### INSTRUCTIONS FOR THE TASK
From the entries that follow, pick out all lines holding "Voltage".

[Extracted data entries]
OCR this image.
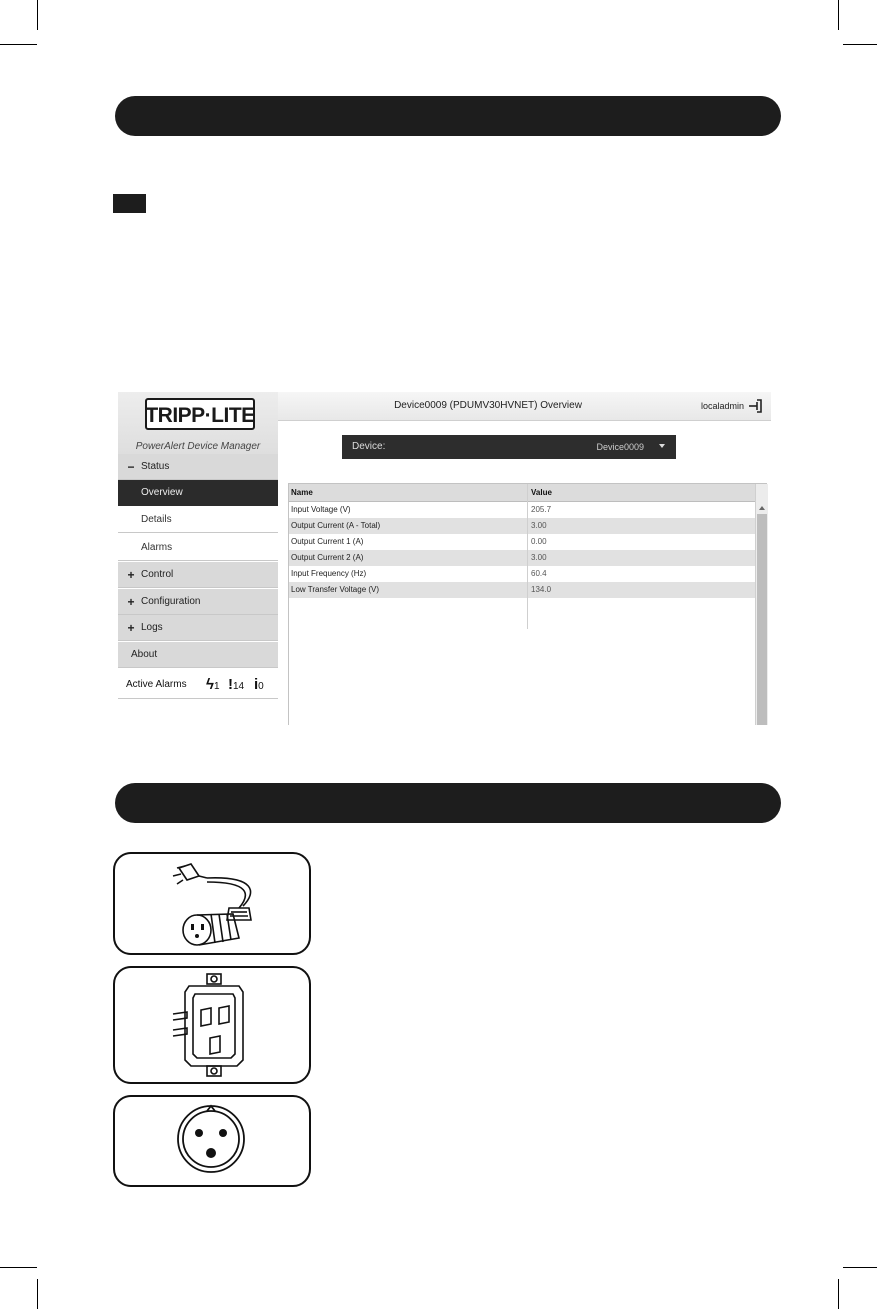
TRIPP·LITE
PowerAlert Device Manager
− Status
Overview
Details
Alarms
+ Control
+ Configuration
+ Logs
About
Active Alarms ϟ1 !14 i0
Device0009 (PDUMV30HVNET) Overview	localadmin
Device:	Device0009
Name	Value
Input Voltage (V)	205.7
Output Current (A - Total)	3.00
Output Current 1 (A)	0.00
Output Current 2 (A)	3.00
Input Frequency (Hz)	60.4
Low Transfer Voltage (V)	134.0
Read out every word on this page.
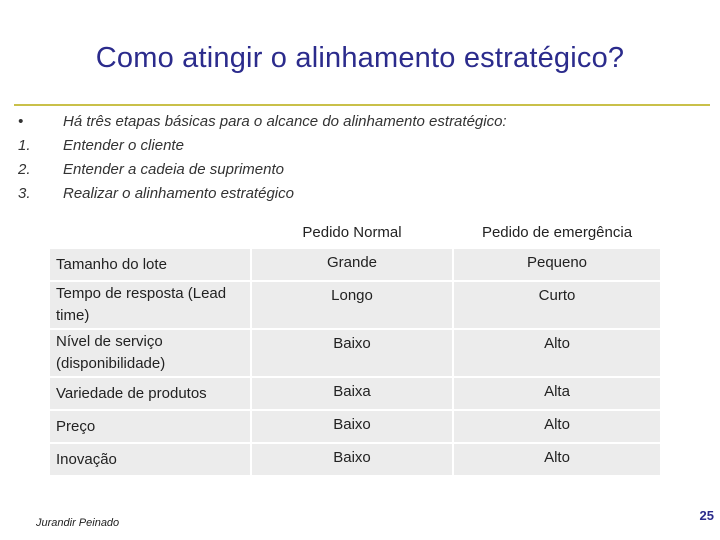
Como atingir o alinhamento estratégico?
•	Há três etapas básicas para o alcance do alinhamento estratégico:
1.	Entender o cliente
2.	Entender a cadeia de suprimento
3.	Realizar o alinhamento estratégico
		Pedido Normal		Pedido de emergência
Tamanho do lote		Grande		Pequeno

Tempo de resposta (Lead time)		Longo		Curto

Nível de serviço (disponibilidade)		Baixo		Alto

Variedade de produtos		Baixa		Alta

Preço		Baixo		Alto

Inovação		Baixo		Alto
Jurandir Peinado	25
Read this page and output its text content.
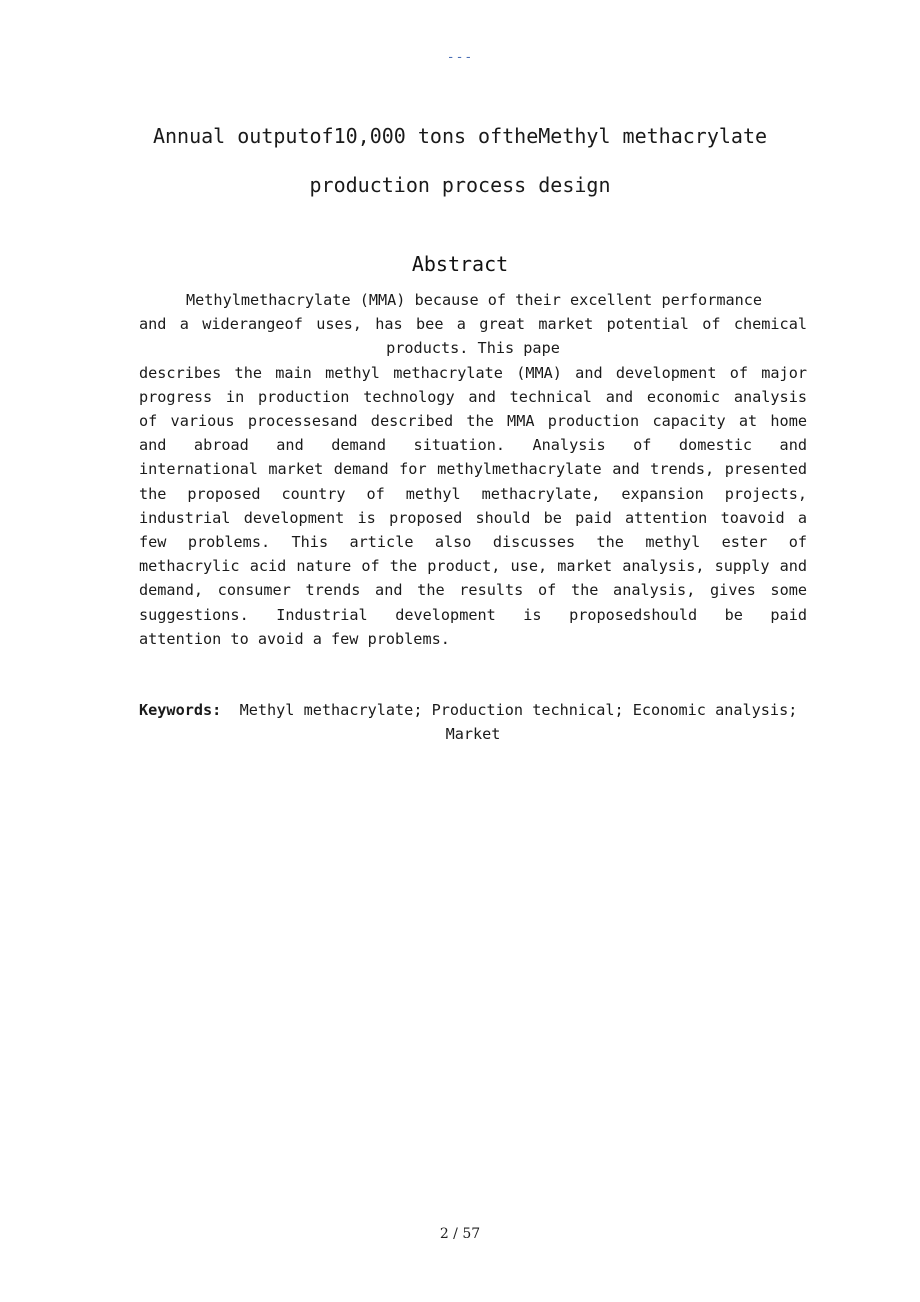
---
Annual outputof10,000 tons oftheMethyl methacrylate
production process design
Abstract
Methylmethacrylate (MMA) because of their excellent performance
and a widerangeof uses, has bee a great market potential of chemical
products. This pape
describes the main methyl methacrylate (MMA) and development of major
progress in production technology and technical and economic analysis
of various processesand described the MMA production capacity at home
and abroad and demand situation. Analysis of domestic and
international market demand for methylmethacrylate and trends, presented
the proposed country of methyl methacrylate, expansion projects,
industrial development is proposed should be paid attention toavoid a
few problems. This article also discusses the methyl ester of
methacrylic acid nature of the product, use, market analysis, supply and
demand, consumer trends and the results of the analysis, gives some
suggestions. Industrial development is proposedshould be paid
attention to avoid a few problems.
Keywords: Methyl methacrylate; Production technical; Economic analysis;
Market
2 / 57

### EXERCISE RESPONSE
Input Voltage (V)	205.7
Low Transfer Voltage (V)	134.0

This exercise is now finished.